» Written request: Using the listing beneath this task, count the lines with the word "kind" and write only the result.

[start of Rows]

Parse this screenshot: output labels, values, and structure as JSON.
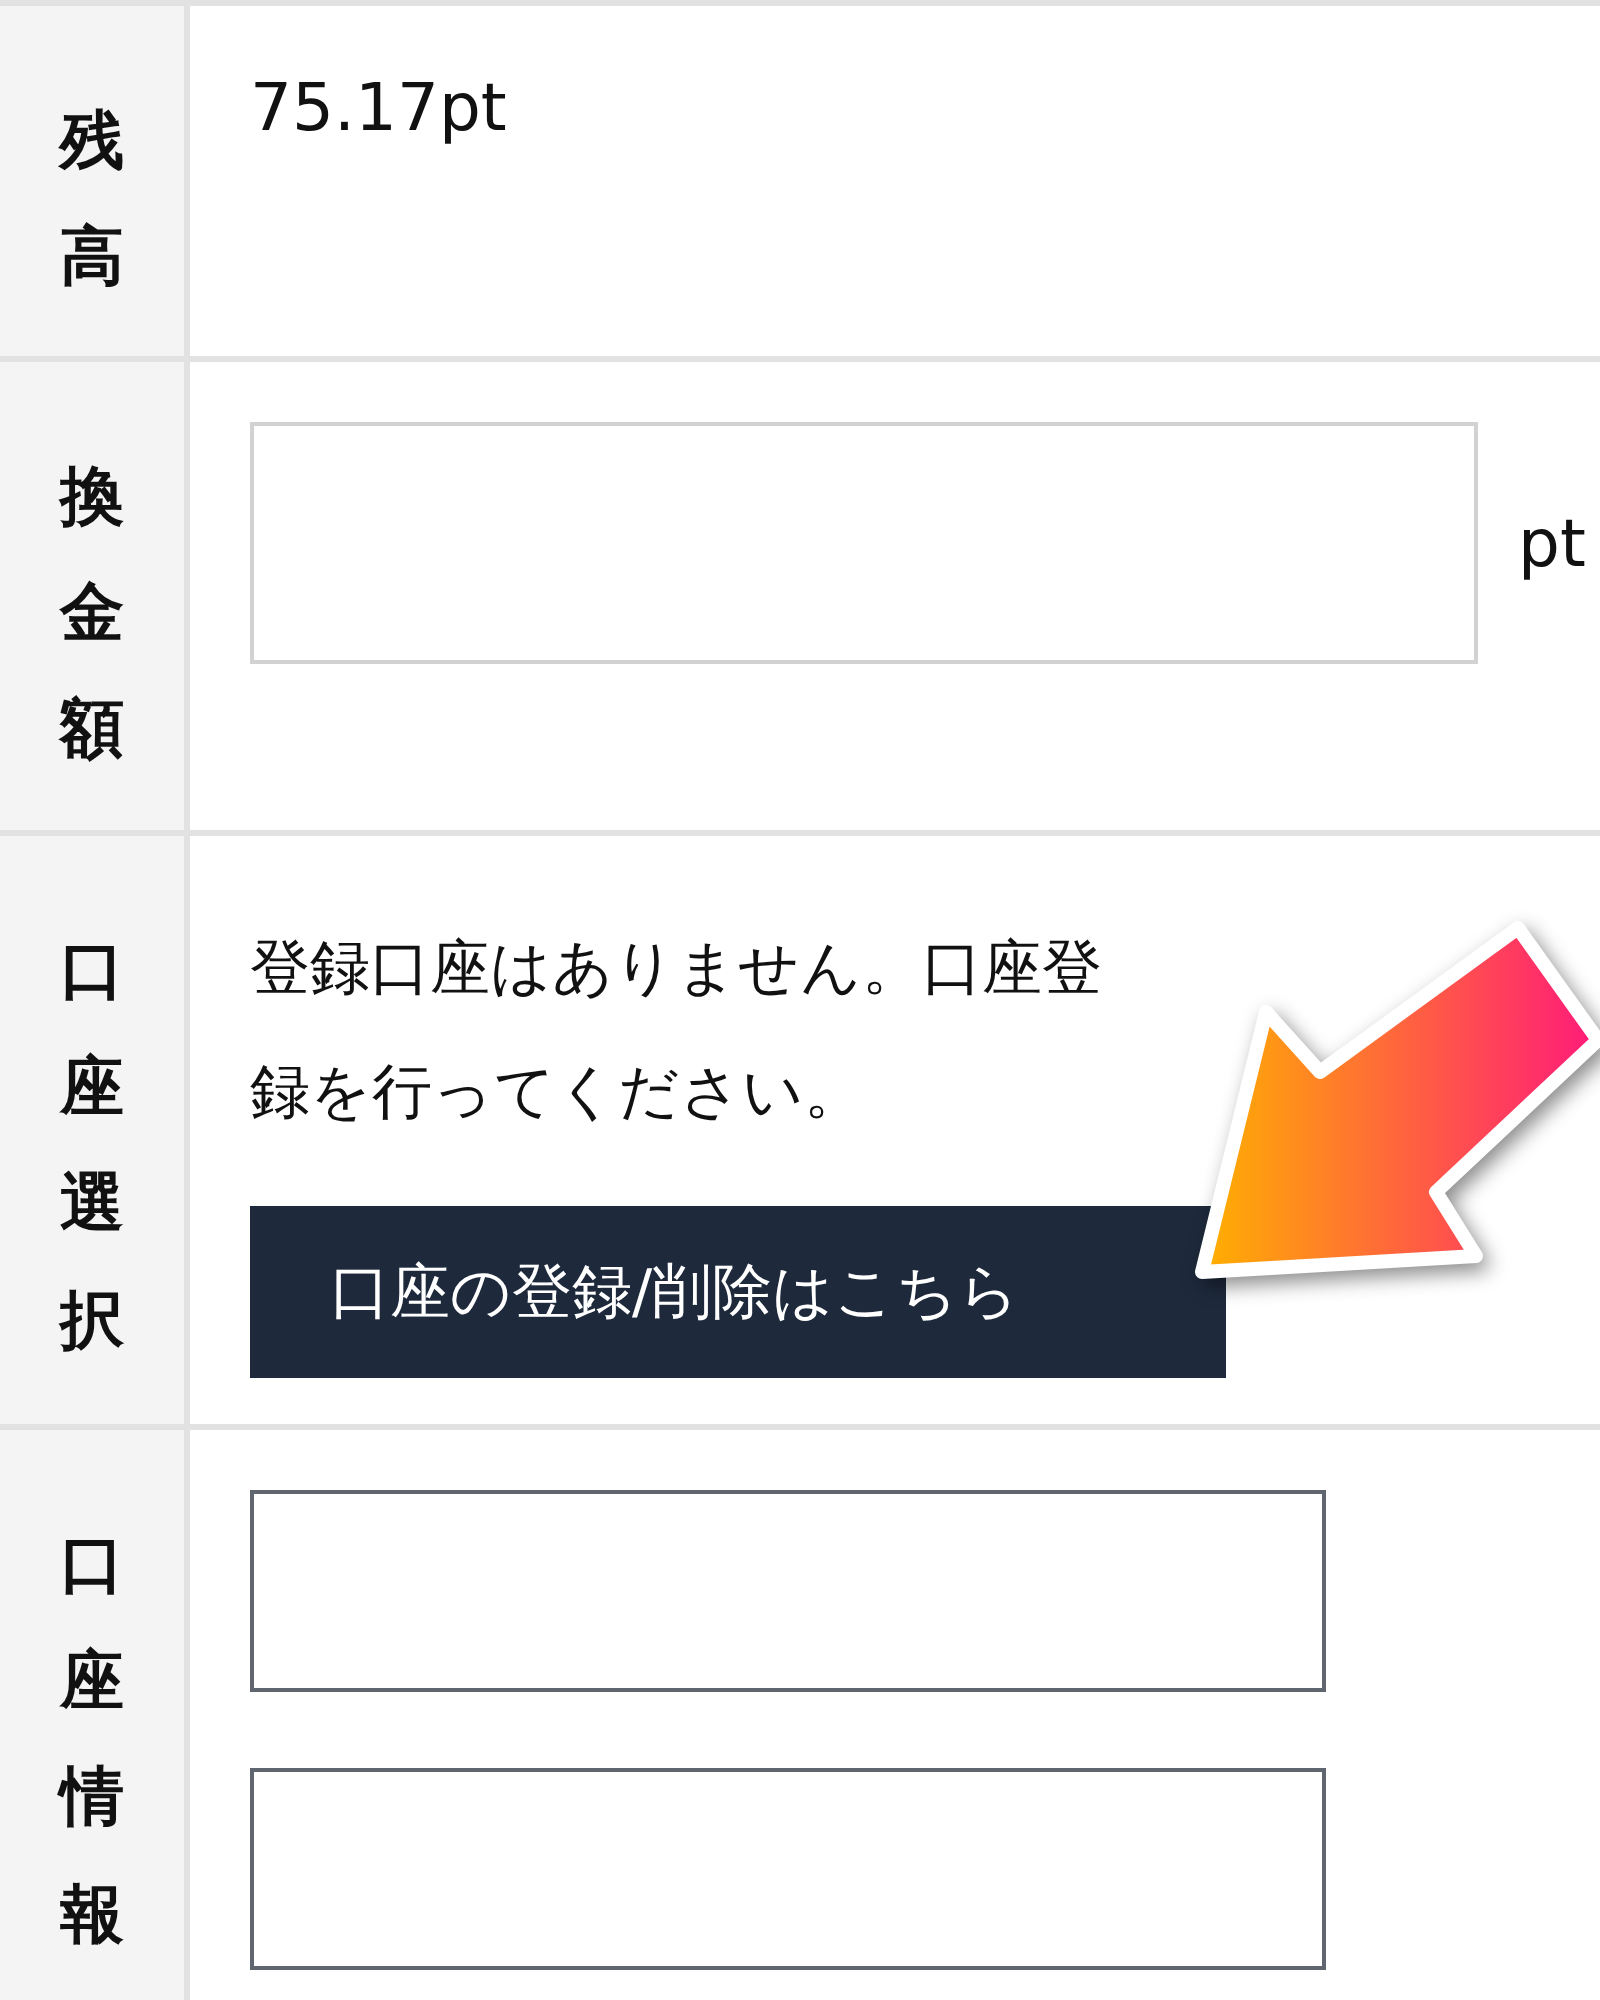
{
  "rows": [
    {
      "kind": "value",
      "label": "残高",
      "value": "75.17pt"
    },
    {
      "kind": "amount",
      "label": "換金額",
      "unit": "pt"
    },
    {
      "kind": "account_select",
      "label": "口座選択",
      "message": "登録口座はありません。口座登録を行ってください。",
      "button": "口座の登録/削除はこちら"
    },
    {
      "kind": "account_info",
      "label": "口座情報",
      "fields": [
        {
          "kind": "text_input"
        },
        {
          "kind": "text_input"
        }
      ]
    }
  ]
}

[end of Rows]

» Problem solution: 6